* START GIVEN DATA *

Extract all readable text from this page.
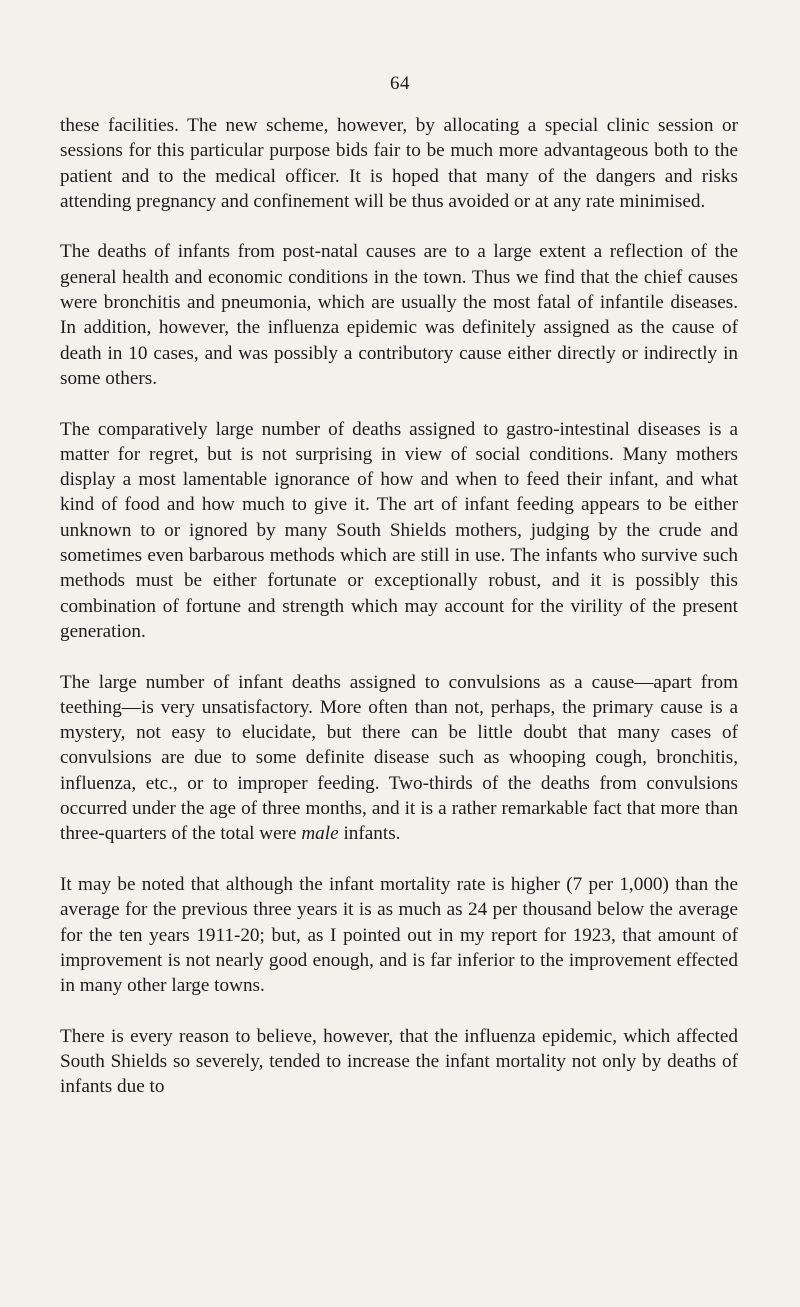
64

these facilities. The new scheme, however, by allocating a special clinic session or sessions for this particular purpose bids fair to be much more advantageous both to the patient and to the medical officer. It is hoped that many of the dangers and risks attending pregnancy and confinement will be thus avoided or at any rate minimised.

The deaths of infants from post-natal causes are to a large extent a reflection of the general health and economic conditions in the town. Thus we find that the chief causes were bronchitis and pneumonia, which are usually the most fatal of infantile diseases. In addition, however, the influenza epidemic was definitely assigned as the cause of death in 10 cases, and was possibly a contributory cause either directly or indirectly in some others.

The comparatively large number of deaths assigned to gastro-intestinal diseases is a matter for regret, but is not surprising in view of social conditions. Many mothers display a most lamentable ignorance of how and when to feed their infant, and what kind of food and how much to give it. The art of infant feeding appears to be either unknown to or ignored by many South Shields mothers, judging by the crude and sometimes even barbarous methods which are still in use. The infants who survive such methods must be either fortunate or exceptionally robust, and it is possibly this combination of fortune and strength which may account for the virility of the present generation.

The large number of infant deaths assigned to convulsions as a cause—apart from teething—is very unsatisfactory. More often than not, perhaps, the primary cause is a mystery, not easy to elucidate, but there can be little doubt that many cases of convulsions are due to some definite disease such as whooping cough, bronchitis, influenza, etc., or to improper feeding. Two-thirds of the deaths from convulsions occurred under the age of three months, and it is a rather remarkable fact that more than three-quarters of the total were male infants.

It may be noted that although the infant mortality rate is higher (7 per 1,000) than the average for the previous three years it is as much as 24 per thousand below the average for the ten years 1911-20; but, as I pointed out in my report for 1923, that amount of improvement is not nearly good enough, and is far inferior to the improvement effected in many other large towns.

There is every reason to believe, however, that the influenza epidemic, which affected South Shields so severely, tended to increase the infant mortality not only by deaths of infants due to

* END GIVEN DATA *

THE PROBLEM ->
Reproduce the data verbatim. Do not carry any picture into the copy.

CORRECT RESPONSE ->
Extract all readable text from this page.
64

these facilities. The new scheme, however, by allocating a special clinic session or sessions for this particular purpose bids fair to be much more advantageous both to the patient and to the medical officer. It is hoped that many of the dangers and risks attending pregnancy and confinement will be thus avoided or at any rate minimised.

The deaths of infants from post-natal causes are to a large extent a reflection of the general health and economic conditions in the town. Thus we find that the chief causes were bronchitis and pneumonia, which are usually the most fatal of infantile diseases. In addition, however, the influenza epidemic was definitely assigned as the cause of death in 10 cases, and was possibly a contributory cause either directly or indirectly in some others.

The comparatively large number of deaths assigned to gastro-intestinal diseases is a matter for regret, but is not surprising in view of social conditions. Many mothers display a most lamentable ignorance of how and when to feed their infant, and what kind of food and how much to give it. The art of infant feeding appears to be either unknown to or ignored by many South Shields mothers, judging by the crude and sometimes even barbarous methods which are still in use. The infants who survive such methods must be either fortunate or exceptionally robust, and it is possibly this combination of fortune and strength which may account for the virility of the present generation.

The large number of infant deaths assigned to convulsions as a cause—apart from teething—is very unsatisfactory. More often than not, perhaps, the primary cause is a mystery, not easy to elucidate, but there can be little doubt that many cases of convulsions are due to some definite disease such as whooping cough, bronchitis, influenza, etc., or to improper feeding. Two-thirds of the deaths from convulsions occurred under the age of three months, and it is a rather remarkable fact that more than three-quarters of the total were male infants.

It may be noted that although the infant mortality rate is higher (7 per 1,000) than the average for the previous three years it is as much as 24 per thousand below the average for the ten years 1911-20; but, as I pointed out in my report for 1923, that amount of improvement is not nearly good enough, and is far inferior to the improvement effected in many other large towns.

There is every reason to believe, however, that the influenza epidemic, which affected South Shields so severely, tended to increase the infant mortality not only by deaths of infants due to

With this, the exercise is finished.